TASK OBJECTIVE: Rewrite the lines of every item below as a numbered list, leaving out any blank lines.
── DATA FOR PROCESSING ──
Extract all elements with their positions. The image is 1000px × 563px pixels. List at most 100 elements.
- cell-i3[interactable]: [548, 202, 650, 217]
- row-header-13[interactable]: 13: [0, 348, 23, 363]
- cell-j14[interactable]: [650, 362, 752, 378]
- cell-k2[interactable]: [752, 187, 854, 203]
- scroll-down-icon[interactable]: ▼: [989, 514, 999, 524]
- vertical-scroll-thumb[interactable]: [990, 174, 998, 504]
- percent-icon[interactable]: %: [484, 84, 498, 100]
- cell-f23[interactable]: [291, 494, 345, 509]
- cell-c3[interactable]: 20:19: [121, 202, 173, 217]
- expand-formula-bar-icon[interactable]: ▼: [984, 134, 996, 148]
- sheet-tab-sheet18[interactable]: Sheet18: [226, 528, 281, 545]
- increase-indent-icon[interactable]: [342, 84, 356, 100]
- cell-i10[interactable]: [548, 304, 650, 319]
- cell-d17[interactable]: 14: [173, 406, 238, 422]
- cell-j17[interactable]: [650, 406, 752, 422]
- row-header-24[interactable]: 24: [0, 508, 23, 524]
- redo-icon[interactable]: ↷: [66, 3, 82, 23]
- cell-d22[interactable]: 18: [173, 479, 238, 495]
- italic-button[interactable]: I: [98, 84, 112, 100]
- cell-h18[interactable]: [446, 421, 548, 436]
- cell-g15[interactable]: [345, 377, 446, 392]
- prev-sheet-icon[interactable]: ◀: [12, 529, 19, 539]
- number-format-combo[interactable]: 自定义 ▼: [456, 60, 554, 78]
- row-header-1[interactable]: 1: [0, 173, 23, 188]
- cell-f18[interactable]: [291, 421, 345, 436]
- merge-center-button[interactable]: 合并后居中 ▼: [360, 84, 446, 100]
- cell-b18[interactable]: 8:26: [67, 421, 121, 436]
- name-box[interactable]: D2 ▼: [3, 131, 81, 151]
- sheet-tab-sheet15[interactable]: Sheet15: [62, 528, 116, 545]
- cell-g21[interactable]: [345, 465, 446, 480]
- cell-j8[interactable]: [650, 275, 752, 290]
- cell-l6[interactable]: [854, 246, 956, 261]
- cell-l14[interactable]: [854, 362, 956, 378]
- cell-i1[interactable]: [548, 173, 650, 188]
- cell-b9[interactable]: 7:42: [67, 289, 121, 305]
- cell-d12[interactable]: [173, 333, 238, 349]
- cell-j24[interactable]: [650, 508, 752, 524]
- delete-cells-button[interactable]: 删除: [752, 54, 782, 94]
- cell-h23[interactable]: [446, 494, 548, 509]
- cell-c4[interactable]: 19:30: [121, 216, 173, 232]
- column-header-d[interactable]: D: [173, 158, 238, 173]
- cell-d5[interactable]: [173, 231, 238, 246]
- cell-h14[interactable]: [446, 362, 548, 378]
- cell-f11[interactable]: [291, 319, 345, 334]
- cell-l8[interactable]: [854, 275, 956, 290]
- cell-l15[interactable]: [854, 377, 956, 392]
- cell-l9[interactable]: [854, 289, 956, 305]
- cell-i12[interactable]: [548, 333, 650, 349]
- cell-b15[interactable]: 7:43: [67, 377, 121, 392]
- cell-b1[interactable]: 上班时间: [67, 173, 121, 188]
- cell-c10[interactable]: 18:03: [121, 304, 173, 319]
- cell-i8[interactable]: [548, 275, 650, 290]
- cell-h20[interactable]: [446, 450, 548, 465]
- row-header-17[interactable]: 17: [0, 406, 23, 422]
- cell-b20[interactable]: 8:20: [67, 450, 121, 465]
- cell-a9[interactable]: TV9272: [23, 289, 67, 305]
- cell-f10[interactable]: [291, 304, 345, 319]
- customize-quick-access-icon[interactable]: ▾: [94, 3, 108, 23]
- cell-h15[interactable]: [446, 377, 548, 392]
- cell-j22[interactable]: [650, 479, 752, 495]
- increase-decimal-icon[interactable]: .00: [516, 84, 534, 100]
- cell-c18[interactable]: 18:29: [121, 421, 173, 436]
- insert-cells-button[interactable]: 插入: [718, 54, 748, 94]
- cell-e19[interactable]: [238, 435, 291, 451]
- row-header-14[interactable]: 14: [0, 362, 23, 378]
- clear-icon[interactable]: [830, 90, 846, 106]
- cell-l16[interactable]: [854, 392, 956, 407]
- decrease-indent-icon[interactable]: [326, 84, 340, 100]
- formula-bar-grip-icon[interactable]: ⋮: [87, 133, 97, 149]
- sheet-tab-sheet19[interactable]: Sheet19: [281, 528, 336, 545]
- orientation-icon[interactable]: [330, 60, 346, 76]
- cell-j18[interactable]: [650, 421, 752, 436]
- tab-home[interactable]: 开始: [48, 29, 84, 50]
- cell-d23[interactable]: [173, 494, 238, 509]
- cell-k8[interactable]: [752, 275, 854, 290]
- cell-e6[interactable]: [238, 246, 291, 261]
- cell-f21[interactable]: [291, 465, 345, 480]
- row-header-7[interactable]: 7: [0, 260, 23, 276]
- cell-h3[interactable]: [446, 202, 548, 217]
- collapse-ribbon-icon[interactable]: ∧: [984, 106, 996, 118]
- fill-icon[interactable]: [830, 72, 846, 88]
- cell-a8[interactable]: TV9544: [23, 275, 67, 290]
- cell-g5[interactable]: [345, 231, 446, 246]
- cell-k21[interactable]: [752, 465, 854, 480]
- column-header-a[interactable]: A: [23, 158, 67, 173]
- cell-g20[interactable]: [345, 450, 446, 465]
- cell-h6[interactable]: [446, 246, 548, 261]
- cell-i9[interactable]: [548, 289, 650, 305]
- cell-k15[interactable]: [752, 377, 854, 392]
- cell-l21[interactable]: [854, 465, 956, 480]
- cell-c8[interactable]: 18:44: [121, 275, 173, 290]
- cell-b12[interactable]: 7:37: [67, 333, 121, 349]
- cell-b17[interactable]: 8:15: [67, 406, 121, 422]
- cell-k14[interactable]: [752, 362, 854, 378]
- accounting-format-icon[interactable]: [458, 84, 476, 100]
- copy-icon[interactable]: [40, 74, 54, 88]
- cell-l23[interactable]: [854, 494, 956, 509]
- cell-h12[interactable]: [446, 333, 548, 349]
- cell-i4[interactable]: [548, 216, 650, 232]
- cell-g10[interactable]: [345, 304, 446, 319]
───
RESULT:
1. Extract all elements with their positions. The image is 1000px × 563px pixels. List at most 100 elements.
2. - cell-i3[interactable]: [548, 202, 650, 217]
3. - row-header-13[interactable]: 13: [0, 348, 23, 363]
4. - cell-j14[interactable]: [650, 362, 752, 378]
5. - cell-k2[interactable]: [752, 187, 854, 203]
6. - scroll-down-icon[interactable]: ▼: [989, 514, 999, 524]
7. - vertical-scroll-thumb[interactable]: [990, 174, 998, 504]
8. - percent-icon[interactable]: %: [484, 84, 498, 100]
9. - cell-f23[interactable]: [291, 494, 345, 509]
10. - cell-c3[interactable]: 20:19: [121, 202, 173, 217]
11. - expand-formula-bar-icon[interactable]: ▼: [984, 134, 996, 148]
12. - sheet-tab-sheet18[interactable]: Sheet18: [226, 528, 281, 545]
13. - increase-indent-icon[interactable]: [342, 84, 356, 100]
14. - cell-i10[interactable]: [548, 304, 650, 319]
15. - cell-d17[interactable]: 14: [173, 406, 238, 422]
16. - cell-j17[interactable]: [650, 406, 752, 422]
17. - row-header-24[interactable]: 24: [0, 508, 23, 524]
18. - redo-icon[interactable]: ↷: [66, 3, 82, 23]
19. - cell-d22[interactable]: 18: [173, 479, 238, 495]
20. - italic-button[interactable]: I: [98, 84, 112, 100]
21. - cell-h18[interactable]: [446, 421, 548, 436]
22. - cell-g15[interactable]: [345, 377, 446, 392]
23. - prev-sheet-icon[interactable]: ◀: [12, 529, 19, 539]
24. - number-format-combo[interactable]: 自定义 ▼: [456, 60, 554, 78]
25. - row-header-1[interactable]: 1: [0, 173, 23, 188]
26. - cell-f18[interactable]: [291, 421, 345, 436]
27. - merge-center-button[interactable]: 合并后居中 ▼: [360, 84, 446, 100]
28. - cell-b18[interactable]: 8:26: [67, 421, 121, 436]
29. - name-box[interactable]: D2 ▼: [3, 131, 81, 151]
30. - sheet-tab-sheet15[interactable]: Sheet15: [62, 528, 116, 545]
31. - cell-g21[interactable]: [345, 465, 446, 480]
32. - cell-j8[interactable]: [650, 275, 752, 290]
33. - cell-l6[interactable]: [854, 246, 956, 261]
34. - cell-l14[interactable]: [854, 362, 956, 378]
35. - cell-i1[interactable]: [548, 173, 650, 188]
36. - cell-b9[interactable]: 7:42: [67, 289, 121, 305]
37. - cell-d12[interactable]: [173, 333, 238, 349]
38. - cell-j24[interactable]: [650, 508, 752, 524]
39. - delete-cells-button[interactable]: 删除: [752, 54, 782, 94]
40. - cell-h23[interactable]: [446, 494, 548, 509]
41. - cell-c4[interactable]: 19:30: [121, 216, 173, 232]
42. - column-header-d[interactable]: D: [173, 158, 238, 173]
43. - cell-d5[interactable]: [173, 231, 238, 246]
44. - cell-h14[interactable]: [446, 362, 548, 378]
45. - cell-f11[interactable]: [291, 319, 345, 334]
46. - cell-l8[interactable]: [854, 275, 956, 290]
47. - cell-l15[interactable]: [854, 377, 956, 392]
48. - cell-l9[interactable]: [854, 289, 956, 305]
49. - cell-i12[interactable]: [548, 333, 650, 349]
50. - cell-b15[interactable]: 7:43: [67, 377, 121, 392]
51. - cell-b1[interactable]: 上班时间: [67, 173, 121, 188]
52. - cell-c10[interactable]: 18:03: [121, 304, 173, 319]
53. - cell-i8[interactable]: [548, 275, 650, 290]
54. - cell-h20[interactable]: [446, 450, 548, 465]
55. - row-header-17[interactable]: 17: [0, 406, 23, 422]
56. - cell-b20[interactable]: 8:20: [67, 450, 121, 465]
57. - cell-a9[interactable]: TV9272: [23, 289, 67, 305]
58. - cell-f10[interactable]: [291, 304, 345, 319]
59. - customize-quick-access-icon[interactable]: ▾: [94, 3, 108, 23]
60. - cell-h15[interactable]: [446, 377, 548, 392]
61. - cell-j22[interactable]: [650, 479, 752, 495]
62. - increase-decimal-icon[interactable]: .00: [516, 84, 534, 100]
63. - cell-c18[interactable]: 18:29: [121, 421, 173, 436]
64. - insert-cells-button[interactable]: 插入: [718, 54, 748, 94]
65. - cell-e19[interactable]: [238, 435, 291, 451]
66. - row-header-14[interactable]: 14: [0, 362, 23, 378]
67. - clear-icon[interactable]: [830, 90, 846, 106]
68. - cell-l16[interactable]: [854, 392, 956, 407]
69. - decrease-indent-icon[interactable]: [326, 84, 340, 100]
70. - formula-bar-grip-icon[interactable]: ⋮: [87, 133, 97, 149]
71. - sheet-tab-sheet19[interactable]: Sheet19: [281, 528, 336, 545]
72. - orientation-icon[interactable]: [330, 60, 346, 76]
73. - cell-j18[interactable]: [650, 421, 752, 436]
74. - tab-home[interactable]: 开始: [48, 29, 84, 50]
75. - cell-d23[interactable]: [173, 494, 238, 509]
76. - cell-k8[interactable]: [752, 275, 854, 290]
77. - cell-e6[interactable]: [238, 246, 291, 261]
78. - cell-f21[interactable]: [291, 465, 345, 480]
79. - row-header-7[interactable]: 7: [0, 260, 23, 276]
80. - cell-h3[interactable]: [446, 202, 548, 217]
81. - collapse-ribbon-icon[interactable]: ∧: [984, 106, 996, 118]
82. - fill-icon[interactable]: [830, 72, 846, 88]
83. - cell-a8[interactable]: TV9544: [23, 275, 67, 290]
84. - cell-g5[interactable]: [345, 231, 446, 246]
85. - cell-k21[interactable]: [752, 465, 854, 480]
86. - column-header-a[interactable]: A: [23, 158, 67, 173]
87. - cell-g20[interactable]: [345, 450, 446, 465]
88. - cell-h6[interactable]: [446, 246, 548, 261]
89. - cell-i9[interactable]: [548, 289, 650, 305]
90. - cell-k15[interactable]: [752, 377, 854, 392]
91. - cell-l21[interactable]: [854, 465, 956, 480]
92. - cell-c8[interactable]: 18:44: [121, 275, 173, 290]
93. - cell-b12[interactable]: 7:37: [67, 333, 121, 349]
94. - cell-b17[interactable]: 8:15: [67, 406, 121, 422]
95. - cell-k14[interactable]: [752, 362, 854, 378]
96. - accounting-format-icon[interactable]: [458, 84, 476, 100]
97. - copy-icon[interactable]: [40, 74, 54, 88]
98. - cell-l23[interactable]: [854, 494, 956, 509]
99. - cell-h12[interactable]: [446, 333, 548, 349]
100. - cell-i4[interactable]: [548, 216, 650, 232]
101. - cell-g10[interactable]: [345, 304, 446, 319]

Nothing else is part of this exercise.